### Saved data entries
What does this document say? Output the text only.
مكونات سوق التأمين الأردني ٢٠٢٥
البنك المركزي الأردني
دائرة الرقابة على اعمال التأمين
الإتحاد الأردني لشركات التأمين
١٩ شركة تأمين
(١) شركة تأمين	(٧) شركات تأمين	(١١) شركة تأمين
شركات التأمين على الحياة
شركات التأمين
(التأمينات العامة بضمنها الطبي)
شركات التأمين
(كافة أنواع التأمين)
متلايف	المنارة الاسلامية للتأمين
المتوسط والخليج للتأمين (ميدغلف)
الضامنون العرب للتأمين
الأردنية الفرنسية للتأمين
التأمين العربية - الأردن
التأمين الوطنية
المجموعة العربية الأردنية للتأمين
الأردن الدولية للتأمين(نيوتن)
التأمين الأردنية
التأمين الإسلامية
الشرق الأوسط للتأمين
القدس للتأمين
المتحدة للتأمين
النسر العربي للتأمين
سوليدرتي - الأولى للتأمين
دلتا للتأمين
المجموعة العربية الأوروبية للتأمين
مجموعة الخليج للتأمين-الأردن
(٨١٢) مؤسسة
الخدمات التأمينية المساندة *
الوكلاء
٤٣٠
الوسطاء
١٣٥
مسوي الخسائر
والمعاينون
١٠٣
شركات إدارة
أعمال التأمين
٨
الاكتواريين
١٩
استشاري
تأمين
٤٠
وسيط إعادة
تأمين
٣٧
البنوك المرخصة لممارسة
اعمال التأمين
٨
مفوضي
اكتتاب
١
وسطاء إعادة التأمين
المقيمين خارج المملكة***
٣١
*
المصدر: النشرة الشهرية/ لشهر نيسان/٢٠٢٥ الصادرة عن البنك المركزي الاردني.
---
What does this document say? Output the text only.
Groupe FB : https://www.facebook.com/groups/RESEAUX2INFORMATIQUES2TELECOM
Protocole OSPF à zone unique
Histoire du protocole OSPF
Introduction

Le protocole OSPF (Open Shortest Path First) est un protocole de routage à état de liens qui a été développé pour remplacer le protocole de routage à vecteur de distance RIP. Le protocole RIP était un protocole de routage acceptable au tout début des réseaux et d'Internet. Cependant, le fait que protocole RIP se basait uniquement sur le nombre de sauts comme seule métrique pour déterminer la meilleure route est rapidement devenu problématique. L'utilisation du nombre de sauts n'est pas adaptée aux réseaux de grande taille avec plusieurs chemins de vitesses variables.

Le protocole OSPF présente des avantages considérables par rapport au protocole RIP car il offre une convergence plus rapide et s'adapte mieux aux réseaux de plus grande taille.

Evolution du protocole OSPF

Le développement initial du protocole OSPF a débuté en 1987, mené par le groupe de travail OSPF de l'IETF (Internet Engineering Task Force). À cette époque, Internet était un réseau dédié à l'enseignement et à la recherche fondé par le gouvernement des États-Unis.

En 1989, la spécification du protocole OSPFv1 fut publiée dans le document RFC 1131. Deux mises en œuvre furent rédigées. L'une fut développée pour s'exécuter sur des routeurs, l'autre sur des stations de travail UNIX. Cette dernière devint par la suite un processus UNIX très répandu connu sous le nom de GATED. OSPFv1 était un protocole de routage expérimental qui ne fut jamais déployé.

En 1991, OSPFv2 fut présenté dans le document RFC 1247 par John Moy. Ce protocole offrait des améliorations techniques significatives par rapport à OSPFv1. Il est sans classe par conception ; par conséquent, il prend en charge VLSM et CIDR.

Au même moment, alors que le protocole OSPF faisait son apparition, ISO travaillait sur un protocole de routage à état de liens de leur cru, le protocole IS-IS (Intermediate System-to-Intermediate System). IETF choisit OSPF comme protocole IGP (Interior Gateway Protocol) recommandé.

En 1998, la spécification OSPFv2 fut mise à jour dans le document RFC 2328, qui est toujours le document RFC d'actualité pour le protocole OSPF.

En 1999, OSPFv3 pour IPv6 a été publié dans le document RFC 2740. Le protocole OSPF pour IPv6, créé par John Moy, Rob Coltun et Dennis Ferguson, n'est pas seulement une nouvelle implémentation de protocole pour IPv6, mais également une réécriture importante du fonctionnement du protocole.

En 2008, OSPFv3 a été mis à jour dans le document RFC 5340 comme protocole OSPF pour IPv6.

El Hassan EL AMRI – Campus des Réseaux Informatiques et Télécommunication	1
* * *
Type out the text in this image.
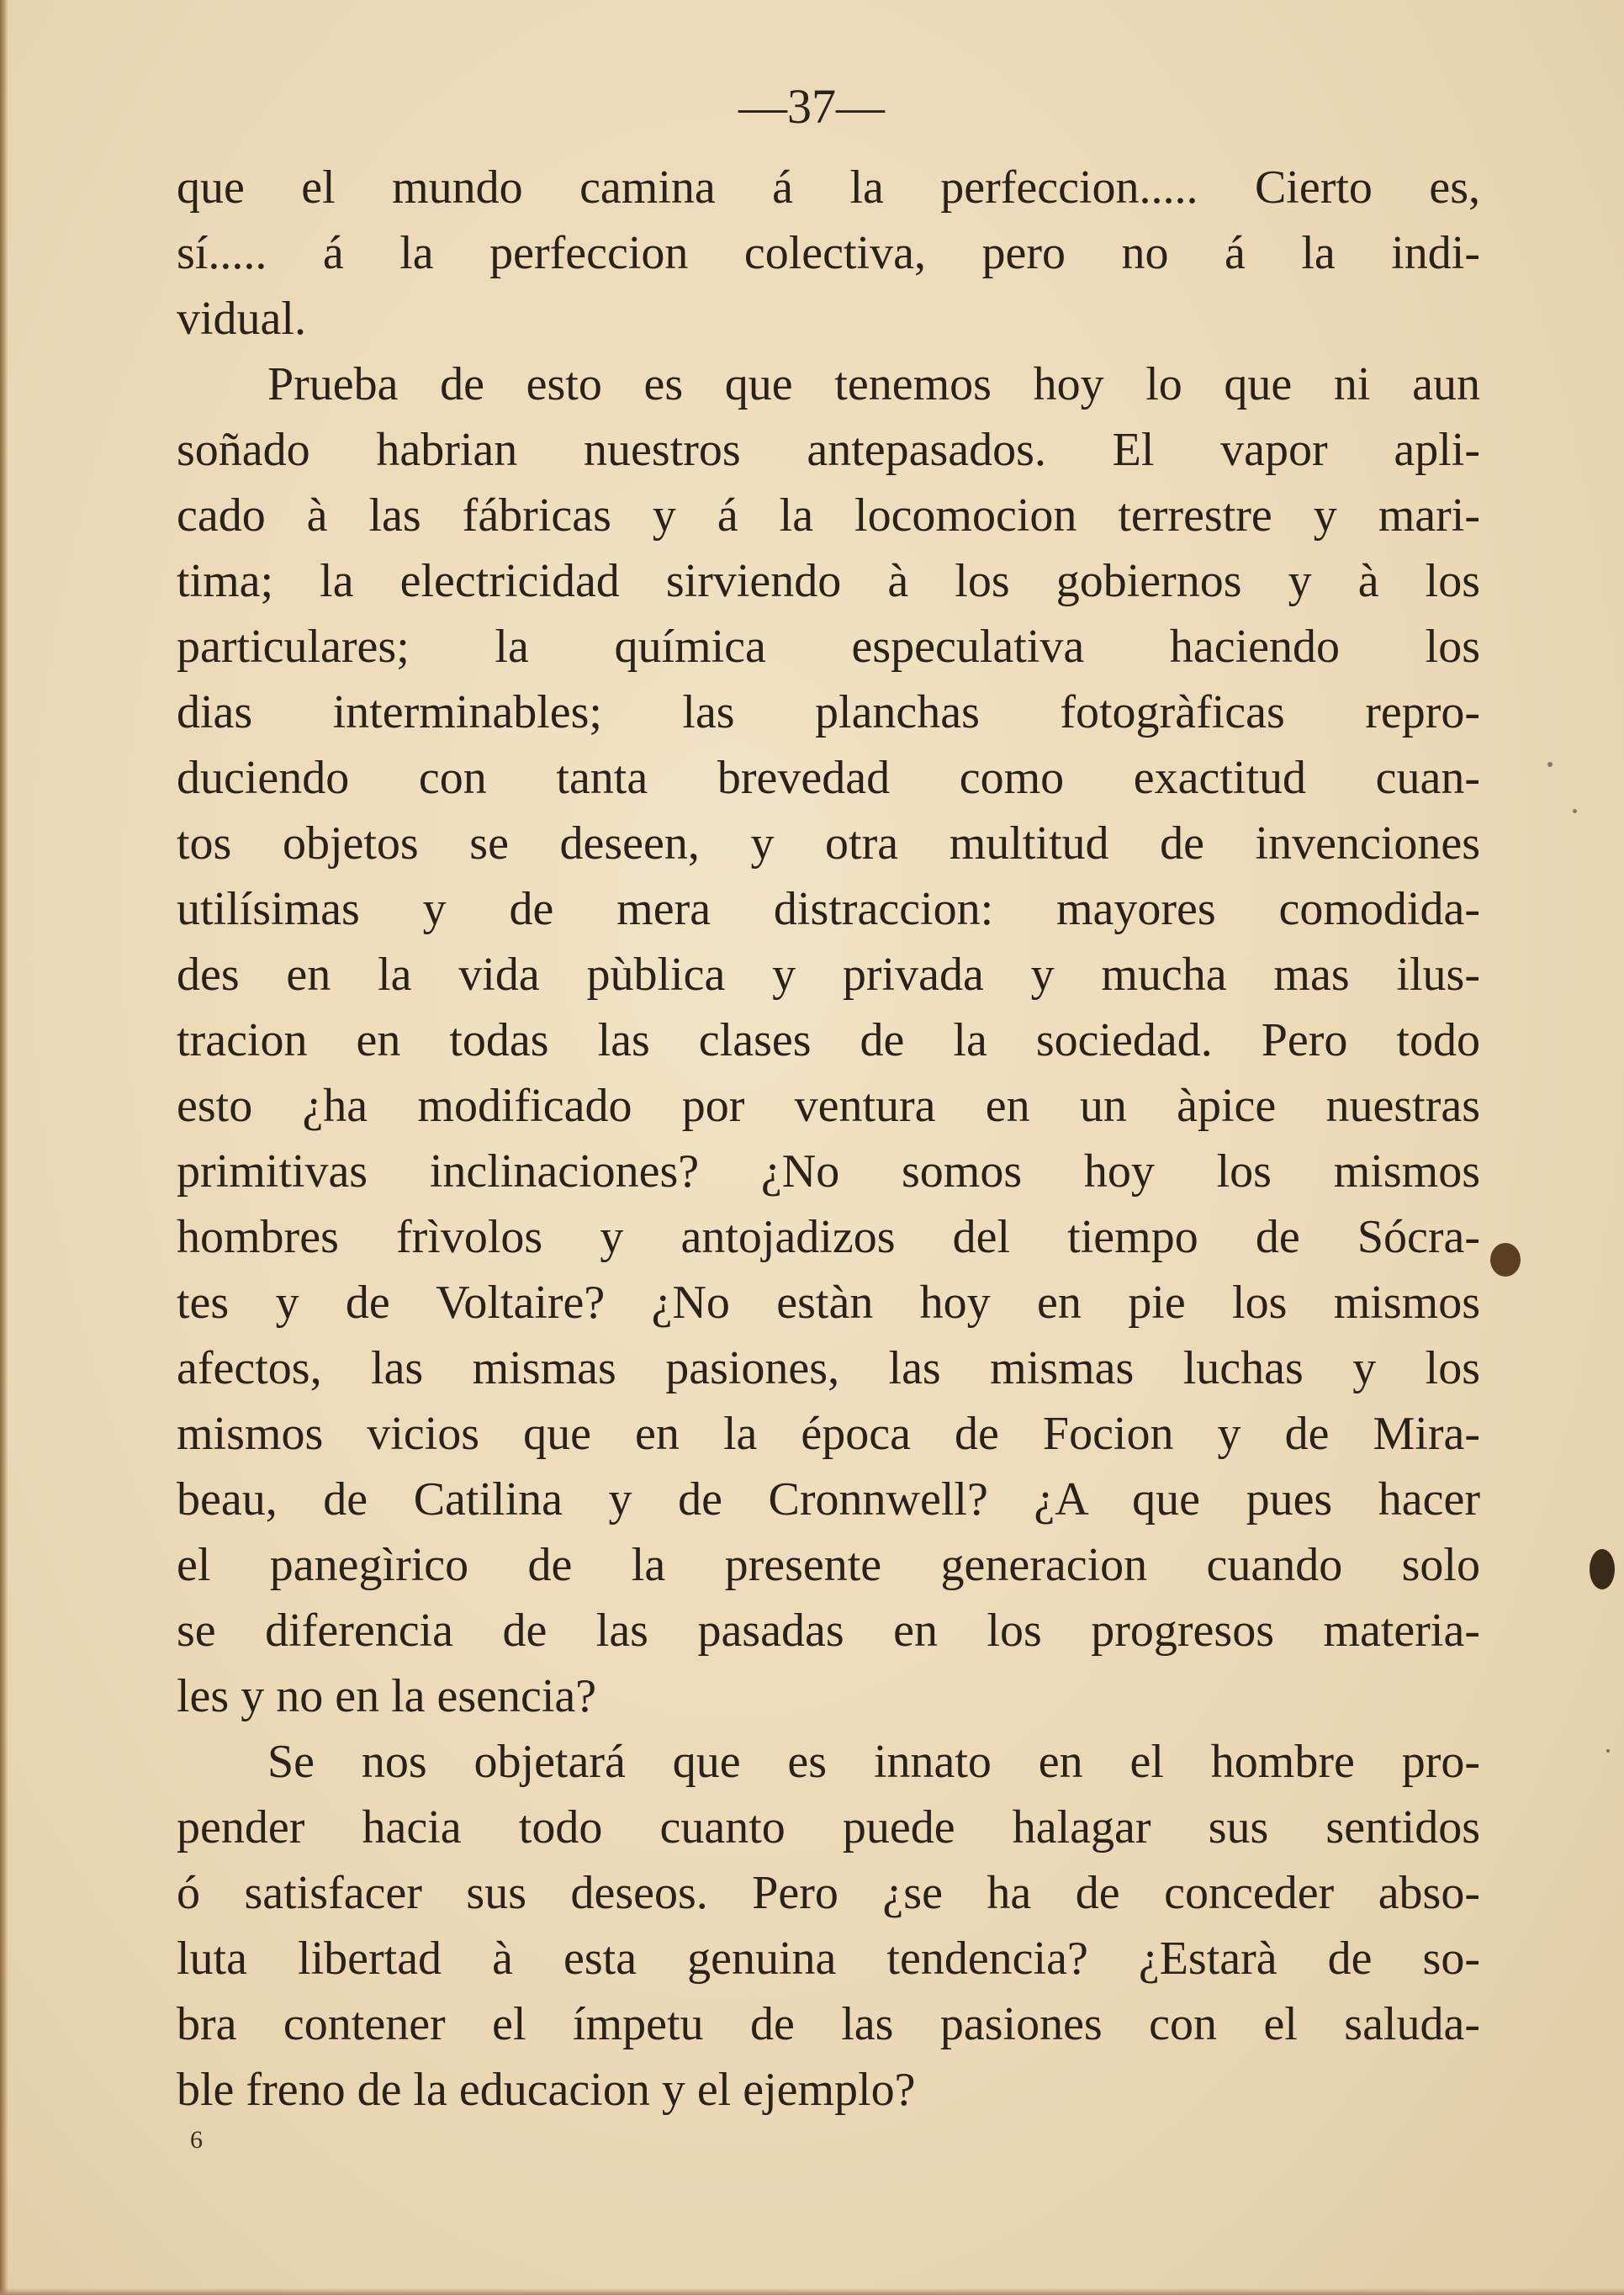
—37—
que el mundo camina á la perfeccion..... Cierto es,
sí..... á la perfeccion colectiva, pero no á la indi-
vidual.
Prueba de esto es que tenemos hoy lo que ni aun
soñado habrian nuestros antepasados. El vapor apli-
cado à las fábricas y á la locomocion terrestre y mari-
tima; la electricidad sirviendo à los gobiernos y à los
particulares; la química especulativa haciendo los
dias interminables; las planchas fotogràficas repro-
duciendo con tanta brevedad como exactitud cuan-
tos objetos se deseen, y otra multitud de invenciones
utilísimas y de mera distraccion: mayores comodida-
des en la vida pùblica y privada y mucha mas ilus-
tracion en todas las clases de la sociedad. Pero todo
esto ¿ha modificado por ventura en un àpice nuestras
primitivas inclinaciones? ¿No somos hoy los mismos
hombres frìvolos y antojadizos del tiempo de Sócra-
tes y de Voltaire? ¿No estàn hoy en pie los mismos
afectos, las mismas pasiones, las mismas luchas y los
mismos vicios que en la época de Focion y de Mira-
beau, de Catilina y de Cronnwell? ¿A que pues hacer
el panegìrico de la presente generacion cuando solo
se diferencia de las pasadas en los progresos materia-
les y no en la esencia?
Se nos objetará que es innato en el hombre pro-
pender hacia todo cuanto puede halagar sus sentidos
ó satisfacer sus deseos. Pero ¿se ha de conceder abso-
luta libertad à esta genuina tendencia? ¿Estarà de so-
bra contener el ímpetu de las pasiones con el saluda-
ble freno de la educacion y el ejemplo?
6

### Aim
Look through the entries above for the word "pasiones". Copy every line where it shows up.

### Solution to this problem
afectos, las mismas pasiones, las mismas luchas y los
bra contener el ímpetu de las pasiones con el saluda-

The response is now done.